## BEGIN
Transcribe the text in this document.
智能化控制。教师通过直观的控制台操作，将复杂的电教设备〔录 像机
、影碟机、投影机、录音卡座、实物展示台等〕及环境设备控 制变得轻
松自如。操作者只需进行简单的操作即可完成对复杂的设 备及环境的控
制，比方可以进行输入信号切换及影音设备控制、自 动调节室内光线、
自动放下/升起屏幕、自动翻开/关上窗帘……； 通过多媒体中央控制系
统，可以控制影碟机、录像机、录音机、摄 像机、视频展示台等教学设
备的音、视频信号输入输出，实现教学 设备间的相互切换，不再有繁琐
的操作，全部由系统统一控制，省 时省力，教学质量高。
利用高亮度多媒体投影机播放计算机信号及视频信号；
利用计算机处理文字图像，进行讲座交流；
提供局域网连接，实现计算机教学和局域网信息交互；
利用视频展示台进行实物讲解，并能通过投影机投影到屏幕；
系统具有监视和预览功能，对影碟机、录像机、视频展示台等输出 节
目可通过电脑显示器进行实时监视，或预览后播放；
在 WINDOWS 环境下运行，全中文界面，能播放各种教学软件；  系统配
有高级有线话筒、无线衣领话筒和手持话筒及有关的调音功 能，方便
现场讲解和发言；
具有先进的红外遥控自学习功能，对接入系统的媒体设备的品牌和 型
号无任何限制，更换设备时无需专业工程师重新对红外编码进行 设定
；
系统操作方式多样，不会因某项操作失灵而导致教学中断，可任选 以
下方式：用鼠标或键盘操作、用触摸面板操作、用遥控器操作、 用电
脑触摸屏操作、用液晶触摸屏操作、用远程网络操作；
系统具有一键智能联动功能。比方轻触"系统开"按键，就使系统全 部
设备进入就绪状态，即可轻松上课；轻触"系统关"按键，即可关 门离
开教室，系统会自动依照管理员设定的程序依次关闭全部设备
## END
→ **DO THIS**: Print all of the data exactly as it was given.

→ **SOLVED EXERCISE**:
Transcribe the text in this document.
智能化控制。教师通过直观的控制台操作，将复杂的电教设备〔录 像机
、影碟机、投影机、录音卡座、实物展示台等〕及环境设备控 制变得轻
松自如。操作者只需进行简单的操作即可完成对复杂的设 备及环境的控
制，比方可以进行输入信号切换及影音设备控制、自 动调节室内光线、
自动放下/升起屏幕、自动翻开/关上窗帘……； 通过多媒体中央控制系
统，可以控制影碟机、录像机、录音机、摄 像机、视频展示台等教学设
备的音、视频信号输入输出，实现教学 设备间的相互切换，不再有繁琐
的操作，全部由系统统一控制，省 时省力，教学质量高。
利用高亮度多媒体投影机播放计算机信号及视频信号；
利用计算机处理文字图像，进行讲座交流；
提供局域网连接，实现计算机教学和局域网信息交互；
利用视频展示台进行实物讲解，并能通过投影机投影到屏幕；
系统具有监视和预览功能，对影碟机、录像机、视频展示台等输出 节
目可通过电脑显示器进行实时监视，或预览后播放；
在 WINDOWS 环境下运行，全中文界面，能播放各种教学软件；  系统配
有高级有线话筒、无线衣领话筒和手持话筒及有关的调音功 能，方便
现场讲解和发言；
具有先进的红外遥控自学习功能，对接入系统的媒体设备的品牌和 型
号无任何限制，更换设备时无需专业工程师重新对红外编码进行 设定
；
系统操作方式多样，不会因某项操作失灵而导致教学中断，可任选 以
下方式：用鼠标或键盘操作、用触摸面板操作、用遥控器操作、 用电
脑触摸屏操作、用液晶触摸屏操作、用远程网络操作；
系统具有一键智能联动功能。比方轻触"系统开"按键，就使系统全 部
设备进入就绪状态，即可轻松上课；轻触"系统关"按键，即可关 门离
开教室，系统会自动依照管理员设定的程序依次关闭全部设备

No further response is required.